┌────────

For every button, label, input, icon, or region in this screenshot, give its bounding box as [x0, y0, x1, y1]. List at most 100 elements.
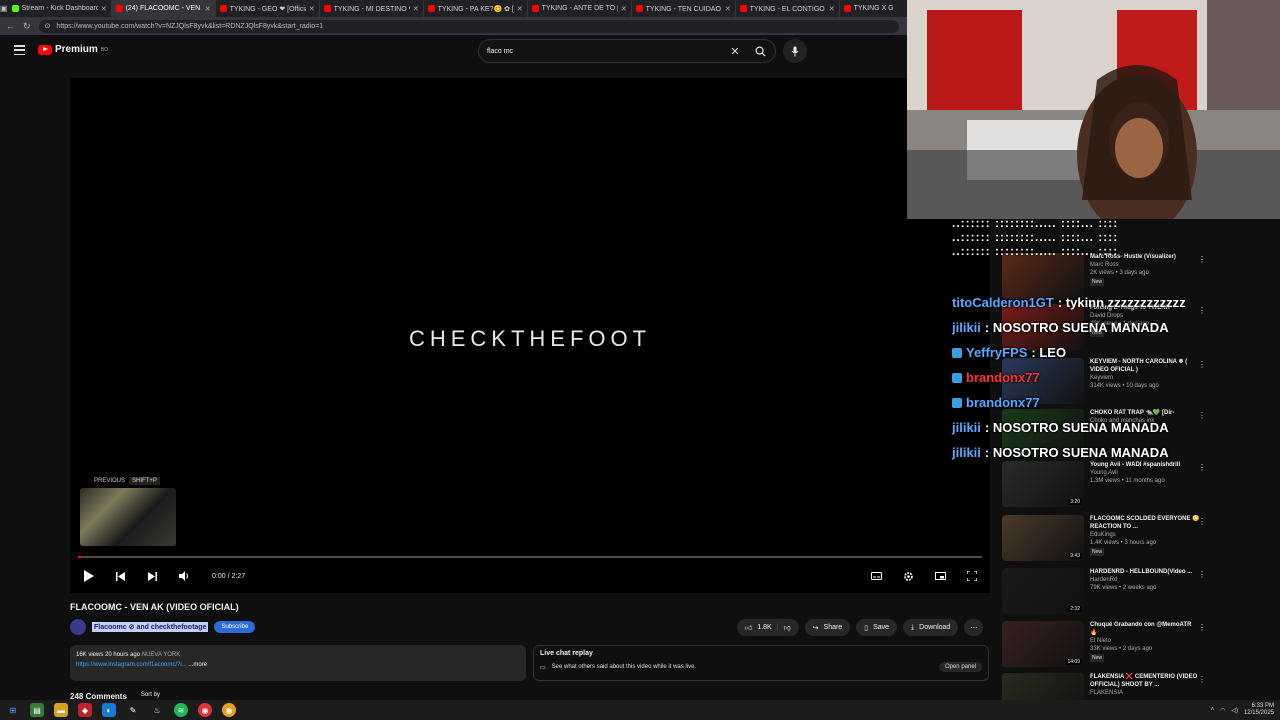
tab-favicon-icon	[635, 5, 643, 12]
more-actions-button[interactable]: ⋯	[964, 619, 984, 636]
edge-icon[interactable]: ◐	[102, 703, 116, 717]
tab-close-icon[interactable]: ✕	[309, 5, 315, 13]
chrome-icon[interactable]: ◉	[198, 703, 212, 717]
search-box[interactable]: flaco mc ✕	[478, 39, 776, 63]
browser-tab[interactable]: TYKING - ANTE DE TO [Offi✕	[528, 0, 632, 17]
previous-button[interactable]	[110, 566, 130, 586]
recommendation-thumbnail[interactable]: 9:43	[1002, 515, 1084, 561]
tab-close-icon[interactable]: ✕	[413, 5, 419, 13]
tab-actions-icon[interactable]: ▣	[0, 0, 8, 17]
search-input[interactable]: flaco mc	[487, 48, 725, 55]
play-button[interactable]	[78, 566, 98, 586]
app-icon[interactable]: ◆	[78, 703, 92, 717]
recommendation-item[interactable]: 9:43 FLACOOMC SCOLDED EVERYONE 😳 REACTION…	[1002, 515, 1206, 561]
browser-tab[interactable]: Stream - Kick Dashboard ✕	[8, 0, 112, 17]
recommendation-item[interactable]: 14:09 Chuqué Grabando con @MemoATR 🔥 El Ni…	[1002, 621, 1206, 667]
address-bar[interactable]: ⊙ https://www.youtube.com/watch?v=NZJQls…	[38, 19, 899, 33]
volume-icon	[178, 571, 188, 581]
more-options-icon[interactable]: ⋮	[1198, 623, 1206, 632]
open-panel-button[interactable]: Open panel	[938, 662, 982, 672]
stream-chat-overlay: titoCalderon1GT: tykinn zzzzzzzzzzzz jili…	[952, 290, 1212, 465]
browser-tab[interactable]: TYKING X G✕	[840, 0, 910, 17]
subtitles-button[interactable]	[866, 566, 886, 586]
search-button[interactable]	[745, 40, 775, 62]
terminal-icon[interactable]: ▤	[30, 703, 44, 717]
browser-tab-bar: ▣ Stream - Kick Dashboard ✕ (24) FLACOOMC …	[0, 0, 910, 17]
volume-button[interactable]	[174, 566, 194, 586]
play-icon	[83, 570, 94, 582]
spotify-icon[interactable]: ≋	[174, 703, 188, 717]
channel-avatar[interactable]	[70, 619, 86, 635]
clear-search-icon[interactable]: ✕	[725, 45, 745, 58]
more-options-icon[interactable]: ⋮	[1198, 517, 1206, 526]
channel-names[interactable]: Flacoomc ⊘ and checkthefootage	[92, 622, 209, 632]
browser-tab[interactable]: TYKING - EL CONTIGO ❤🔥✕	[736, 0, 840, 17]
recommendation-thumbnail[interactable]: 3:20	[1002, 461, 1084, 507]
browser-tab[interactable]: TYKING - MI DESTINO ❤ [O✕	[320, 0, 424, 17]
wifi-icon[interactable]: ◠	[1220, 707, 1225, 714]
recommendation-item[interactable]: 2:32 HARDENRD - HELLBOUND(Video ... Harden…	[1002, 568, 1206, 614]
time-display: 0:00 / 2:27	[212, 572, 246, 580]
recommendation-title: HARDENRD - HELLBOUND(Video ...	[1090, 569, 1193, 575]
chevron-up-icon[interactable]: ˄	[1211, 707, 1215, 713]
chat-text: : NOSOTRO SUENA MANADA	[984, 320, 1169, 335]
miniplayer-button[interactable]	[930, 566, 950, 586]
more-options-icon[interactable]: ⋮	[1198, 675, 1206, 684]
speaker-icon[interactable]: ◁)	[1231, 707, 1238, 714]
tab-close-icon[interactable]: ✕	[205, 5, 211, 13]
reload-icon[interactable]: ↻	[23, 21, 31, 32]
back-icon[interactable]: ←	[6, 21, 15, 31]
description-link[interactable]: https://www.instagram.com/f1acoomc/?i...	[76, 662, 187, 668]
like-button[interactable]: 👍︎ 1.8K | 👎︎	[737, 619, 799, 636]
recommendation-thumbnail[interactable]: 14:09	[1002, 621, 1084, 667]
tab-close-icon[interactable]: ✕	[829, 5, 835, 13]
recommendation-item[interactable]: 3:20 Young Avii - WADI #spanishdrill Young…	[1002, 461, 1206, 507]
tab-favicon-icon	[115, 5, 123, 12]
description-box[interactable]: 16K views 20 hours ago NUEVA YORK https:…	[70, 645, 526, 681]
recommendation-thumbnail[interactable]: 2:32	[1002, 568, 1084, 614]
browser-tab[interactable]: TYKING - PA KE?😊 ✿ [ Off✕	[424, 0, 528, 17]
tab-close-icon[interactable]: ✕	[725, 5, 731, 13]
fullscreen-button[interactable]	[962, 566, 982, 586]
video-player[interactable]: CHECKTHEFOOT PREVIOUS SHIFT+P 0:00 / 2:27	[70, 78, 990, 593]
skip-next-icon	[147, 571, 157, 581]
menu-icon[interactable]	[14, 45, 25, 55]
youtube-logo[interactable]: Premium BO	[38, 44, 108, 55]
settings-button[interactable]	[898, 566, 918, 586]
share-icon: ↪	[812, 624, 819, 632]
voice-search-button[interactable]	[783, 39, 807, 63]
tab-title: TYKING X G	[853, 5, 894, 12]
share-button[interactable]: ↪ Share	[804, 619, 851, 636]
save-button[interactable]: ▯ Save	[856, 619, 898, 636]
browser-tab[interactable]: TYKING - GEO ❤ [Official Vi✕	[216, 0, 320, 17]
browser-tab[interactable]: TYKING - TEN CUIDAO PT2 🔥✕	[632, 0, 736, 17]
next-button[interactable]	[142, 566, 162, 586]
more-options-icon[interactable]: ⋮	[1198, 570, 1206, 579]
tab-close-icon[interactable]: ✕	[517, 5, 523, 13]
recommendation-info: HARDENRD - HELLBOUND(Video ... HardenRd 79…	[1090, 568, 1200, 614]
recommendation-info: Chuqué Grabando con @MemoATR 🔥 El Nieto 33…	[1090, 621, 1200, 667]
recommendation-title: FLACOOMC SCOLDED EVERYONE 😳 REACTION TO …	[1090, 516, 1200, 530]
tab-close-icon[interactable]: ✕	[621, 5, 627, 13]
pen-icon[interactable]: ✎	[126, 703, 140, 717]
progress-bar[interactable]	[78, 556, 982, 558]
logo-text: Premium	[55, 44, 98, 55]
chat-message: YeffryFPS: LEO	[952, 340, 1212, 365]
new-badge: New	[1090, 278, 1105, 286]
subscribe-button[interactable]: Subscribe	[214, 621, 256, 633]
steam-icon[interactable]: ♨	[150, 703, 164, 717]
recommendation-title: FLAKENSIA ❌ CEMENTERIO (VIDEO OFFICIAL) …	[1090, 674, 1198, 688]
live-chat-text: See what others said about this video wh…	[551, 664, 697, 670]
chat-message: jilikii: NOSOTRO SUENA MANADA	[952, 440, 1212, 465]
browser-tab[interactable]: (24) FLACOOMC - VEN AK✕	[111, 0, 216, 17]
browser-icon[interactable]: ◉	[222, 703, 236, 717]
more-link[interactable]: ...more	[188, 662, 207, 668]
folder-icon[interactable]: ▬	[54, 703, 68, 717]
start-icon[interactable]: ⊞	[6, 703, 20, 717]
download-button[interactable]: ⤓ Download	[903, 619, 959, 636]
tab-close-icon[interactable]: ✕	[101, 5, 107, 13]
clock[interactable]: 6:33 PM 12/15/2025	[1244, 703, 1274, 717]
previous-label: PREVIOUS SHIFT+P	[94, 477, 176, 485]
site-info-icon[interactable]: ⊙	[45, 22, 51, 30]
thumbs-down-icon[interactable]: 👎︎	[784, 623, 791, 632]
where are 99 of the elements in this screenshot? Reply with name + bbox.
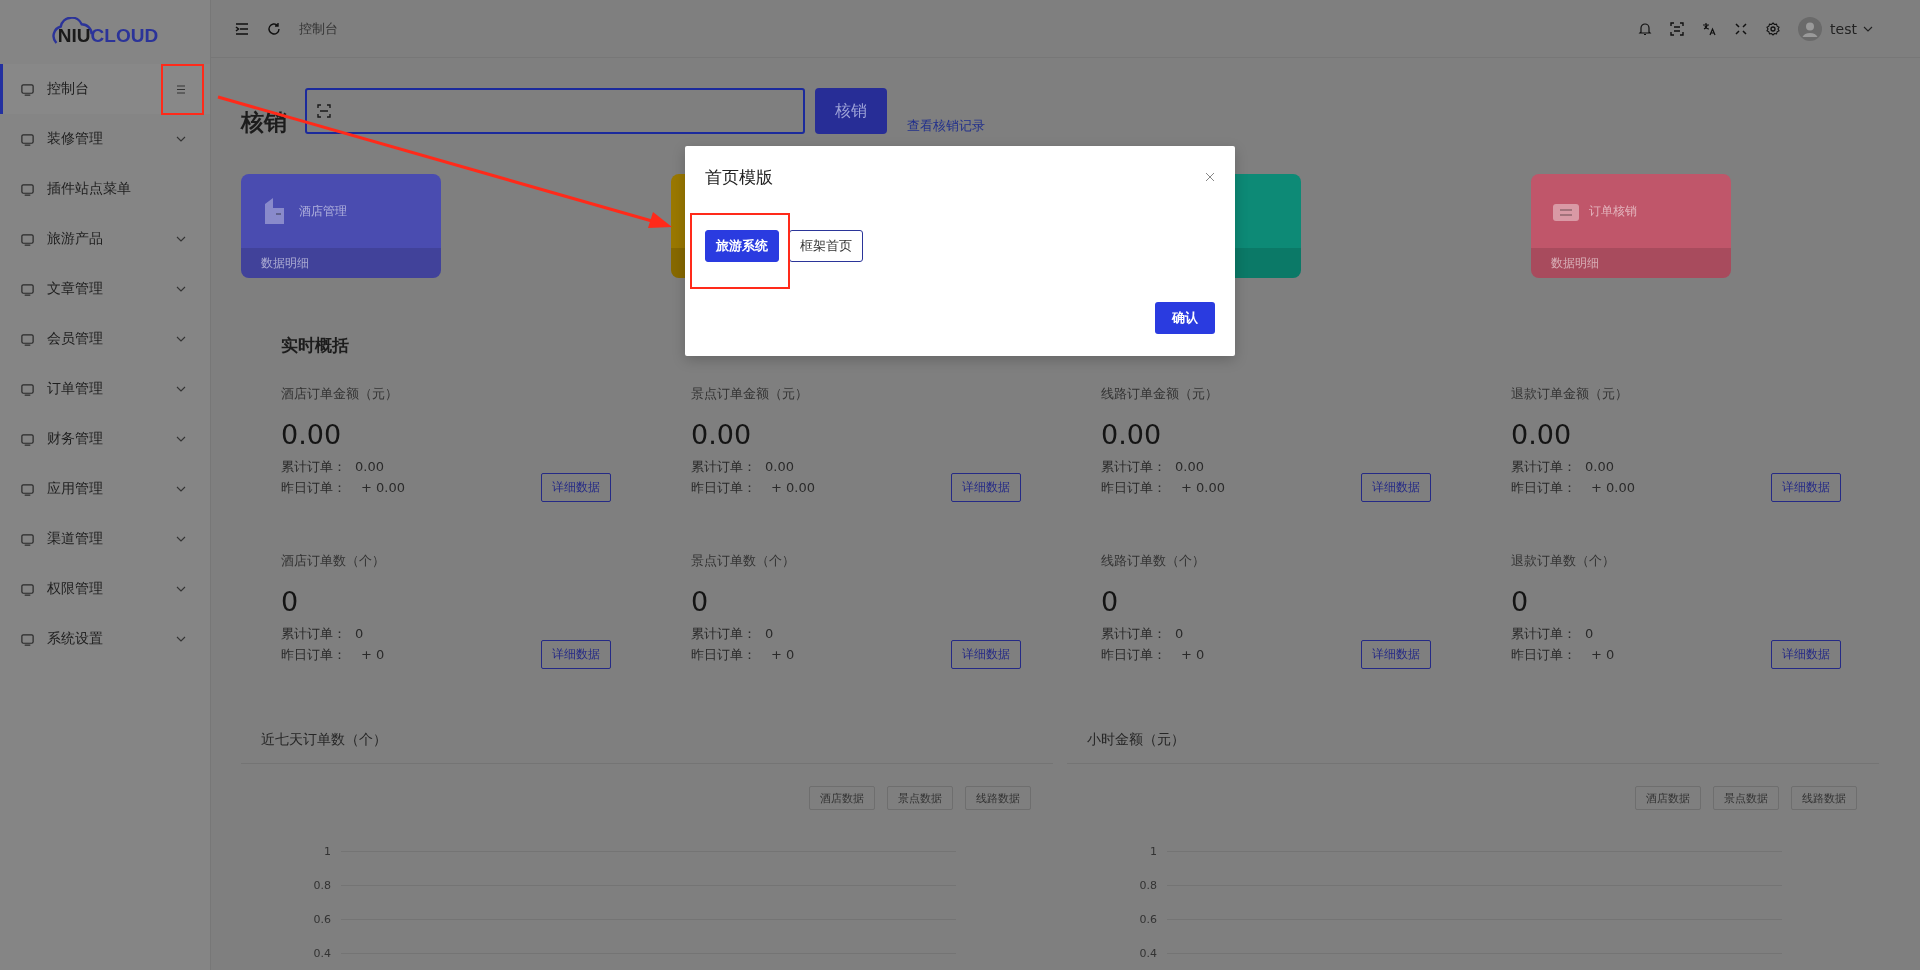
stat-number: + 0	[1590, 647, 1615, 662]
sidebar-item[interactable]: 文章管理	[0, 264, 210, 314]
stat-number: 0	[355, 626, 364, 641]
stat-value: 0	[1101, 586, 1120, 617]
sidebar-item[interactable]: 财务管理	[0, 414, 210, 464]
template-option[interactable]: 框架首页	[789, 230, 863, 262]
stat-number: 0	[765, 626, 774, 641]
stat-key: 累计订单：	[281, 623, 355, 644]
stat-label: 退款订单数（个）	[1511, 552, 1616, 570]
data-button[interactable]: 酒店数据	[809, 786, 875, 810]
stat-number: 0.00	[1585, 459, 1614, 474]
stat-key: 累计订单：	[691, 623, 765, 644]
stat-number: 0	[1585, 626, 1594, 641]
stat-number: + 0.00	[360, 480, 405, 495]
stat-number: 0	[1175, 626, 1184, 641]
stat-key: 昨日订单：	[1101, 644, 1175, 665]
stat-label: 酒店订单金额（元）	[281, 385, 399, 403]
stat-key: 累计订单：	[1511, 623, 1585, 644]
stat-number: + 0.00	[1180, 480, 1225, 495]
stat-number: + 0.00	[1590, 480, 1635, 495]
stat-label: 退款订单金额（元）	[1511, 385, 1629, 403]
details-button[interactable]: 详细数据	[951, 473, 1021, 502]
sidebar-item[interactable]: 渠道管理	[0, 514, 210, 564]
stat-key: 昨日订单：	[1101, 477, 1175, 498]
section-title: 实时概括	[281, 334, 350, 357]
card-footer: 数据明细	[1551, 254, 1599, 272]
details-button[interactable]: 详细数据	[1361, 473, 1431, 502]
template-option[interactable]: 旅游系统	[705, 230, 779, 262]
stat-value: 0	[1511, 586, 1530, 617]
stat-key: 昨日订单：	[1511, 644, 1585, 665]
stat-number: + 0.00	[770, 480, 815, 495]
stat-value: 0.00	[1511, 419, 1573, 450]
axis-tick-label: 0.8	[1138, 878, 1158, 892]
sidebar-item[interactable]: 应用管理	[0, 464, 210, 514]
stat-number: + 0	[770, 647, 795, 662]
details-button[interactable]: 详细数据	[541, 640, 611, 669]
data-button[interactable]: 景点数据	[887, 786, 953, 810]
sidebar-item[interactable]: 旅游产品	[0, 214, 210, 264]
stat-label: 线路订单数（个）	[1101, 552, 1206, 570]
stat-key: 昨日订单：	[691, 477, 765, 498]
records-link[interactable]: 查看核销记录	[907, 117, 985, 135]
card-title: 订单核销	[1589, 202, 1637, 220]
user-name[interactable]: test	[1830, 20, 1857, 37]
sidebar-item[interactable]: 订单管理	[0, 364, 210, 414]
confirm-button[interactable]: 确认	[1155, 302, 1215, 334]
stat-key: 昨日订单：	[691, 644, 765, 665]
axis-tick-label: 0.6	[1138, 912, 1158, 926]
sidebar-item[interactable]: 会员管理	[0, 314, 210, 364]
stat-key: 累计订单：	[1101, 456, 1175, 477]
stat-number: 0.00	[765, 459, 794, 474]
stat-value: 0.00	[1101, 419, 1163, 450]
logo: NIUCLOUD	[51, 17, 159, 47]
stat-value: 0.00	[281, 419, 343, 450]
stat-label: 景点订单数（个）	[691, 552, 796, 570]
stat-key: 累计订单：	[691, 456, 765, 477]
stat-number: 0.00	[355, 459, 384, 474]
data-button[interactable]: 线路数据	[1791, 786, 1857, 810]
data-button[interactable]: 线路数据	[965, 786, 1031, 810]
stat-value: 0	[691, 586, 710, 617]
stat-label: 景点订单金额（元）	[691, 385, 809, 403]
stat-number: + 0	[1180, 647, 1205, 662]
stat-label: 酒店订单数（个）	[281, 552, 386, 570]
sidebar-item[interactable]: 系统设置	[0, 614, 210, 664]
chart-title: 小时金额（元）	[1067, 731, 1879, 764]
data-button[interactable]: 酒店数据	[1635, 786, 1701, 810]
stat-number: + 0	[360, 647, 385, 662]
chart-title: 近七天订单数（个）	[241, 731, 1053, 764]
stat-number: 0.00	[1175, 459, 1204, 474]
axis-tick-label: 0.4	[312, 946, 332, 960]
axis-tick-label: 1	[1149, 844, 1158, 858]
shortcut-card[interactable]: 酒店管理 数据明细	[241, 174, 441, 278]
stat-key: 昨日订单：	[1511, 477, 1585, 498]
stat-label: 线路订单金额（元）	[1101, 385, 1219, 403]
axis-tick-label: 0.8	[312, 878, 332, 892]
sidebar-item[interactable]: 装修管理	[0, 114, 210, 164]
dialog-title: 首页模版	[705, 165, 774, 189]
sidebar-item[interactable]: 插件站点菜单	[0, 164, 210, 214]
details-button[interactable]: 详细数据	[1771, 640, 1841, 669]
stat-value: 0	[281, 586, 300, 617]
stat-key: 累计订单：	[1101, 623, 1175, 644]
shortcut-card[interactable]: 订单核销 数据明细	[1531, 174, 1731, 278]
stat-key: 昨日订单：	[281, 644, 355, 665]
axis-tick-label: 1	[323, 844, 332, 858]
stat-key: 累计订单：	[281, 456, 355, 477]
axis-tick-label: 0.4	[1138, 946, 1158, 960]
card-title: 酒店管理	[299, 202, 347, 220]
details-button[interactable]: 详细数据	[1361, 640, 1431, 669]
card-footer: 数据明细	[261, 254, 309, 272]
details-button[interactable]: 详细数据	[951, 640, 1021, 669]
stat-value: 0.00	[691, 419, 753, 450]
breadcrumb[interactable]: 控制台	[299, 19, 338, 38]
axis-tick-label: 0.6	[312, 912, 332, 926]
details-button[interactable]: 详细数据	[1771, 473, 1841, 502]
data-button[interactable]: 景点数据	[1713, 786, 1779, 810]
sidebar-item[interactable]: 权限管理	[0, 564, 210, 614]
stat-key: 昨日订单：	[281, 477, 355, 498]
verify-button[interactable]: 核销	[815, 88, 887, 134]
details-button[interactable]: 详细数据	[541, 473, 611, 502]
stat-key: 累计订单：	[1511, 456, 1585, 477]
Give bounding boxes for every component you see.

└────────

Aim of the exercise.
Copy the lines word for word, starting with the line containing "647, 1615, 662]" and going on through the line containing "214, 210, 264]".

The reply.
stat-number: + 0	[1590, 647, 1615, 662]
sidebar-item[interactable]: 文章管理	[0, 264, 210, 314]
stat-number: 0	[355, 626, 364, 641]
stat-value: 0	[1101, 586, 1120, 617]
sidebar-item[interactable]: 财务管理	[0, 414, 210, 464]
template-option[interactable]: 框架首页	[789, 230, 863, 262]
stat-number: 0	[765, 626, 774, 641]
stat-key: 累计订单：	[281, 623, 355, 644]
stat-label: 退款订单数（个）	[1511, 552, 1616, 570]
data-button[interactable]: 酒店数据	[809, 786, 875, 810]
stat-number: 0.00	[1585, 459, 1614, 474]
stat-key: 累计订单：	[691, 623, 765, 644]
stat-number: 0	[1585, 626, 1594, 641]
stat-number: + 0.00	[360, 480, 405, 495]
stat-number: 0	[1175, 626, 1184, 641]
stat-key: 昨日订单：	[1101, 644, 1175, 665]
stat-label: 酒店订单金额（元）	[281, 385, 399, 403]
stat-key: 累计订单：	[1511, 623, 1585, 644]
stat-number: + 0.00	[1180, 480, 1225, 495]
stat-number: + 0.00	[1590, 480, 1635, 495]
stat-label: 退款订单金额（元）	[1511, 385, 1629, 403]
details-button[interactable]: 详细数据	[951, 473, 1021, 502]
sidebar-item[interactable]: 渠道管理	[0, 514, 210, 564]
stat-key: 昨日订单：	[1101, 477, 1175, 498]
section-title: 实时概括	[281, 334, 350, 357]
card-footer: 数据明细	[1551, 254, 1599, 272]
details-button[interactable]: 详细数据	[1361, 473, 1431, 502]
template-option[interactable]: 旅游系统	[705, 230, 779, 262]
stat-value: 0	[1511, 586, 1530, 617]
stat-key: 昨日订单：	[1511, 644, 1585, 665]
stat-number: + 0.00	[770, 480, 815, 495]
stat-value: 0.00	[1511, 419, 1573, 450]
axis-tick-label: 0.8	[1138, 878, 1158, 892]
sidebar-item[interactable]: 应用管理	[0, 464, 210, 514]
stat-number: + 0	[770, 647, 795, 662]
details-button[interactable]: 详细数据	[541, 640, 611, 669]
data-button[interactable]: 景点数据	[887, 786, 953, 810]
sidebar-item[interactable]: 旅游产品	[0, 214, 210, 264]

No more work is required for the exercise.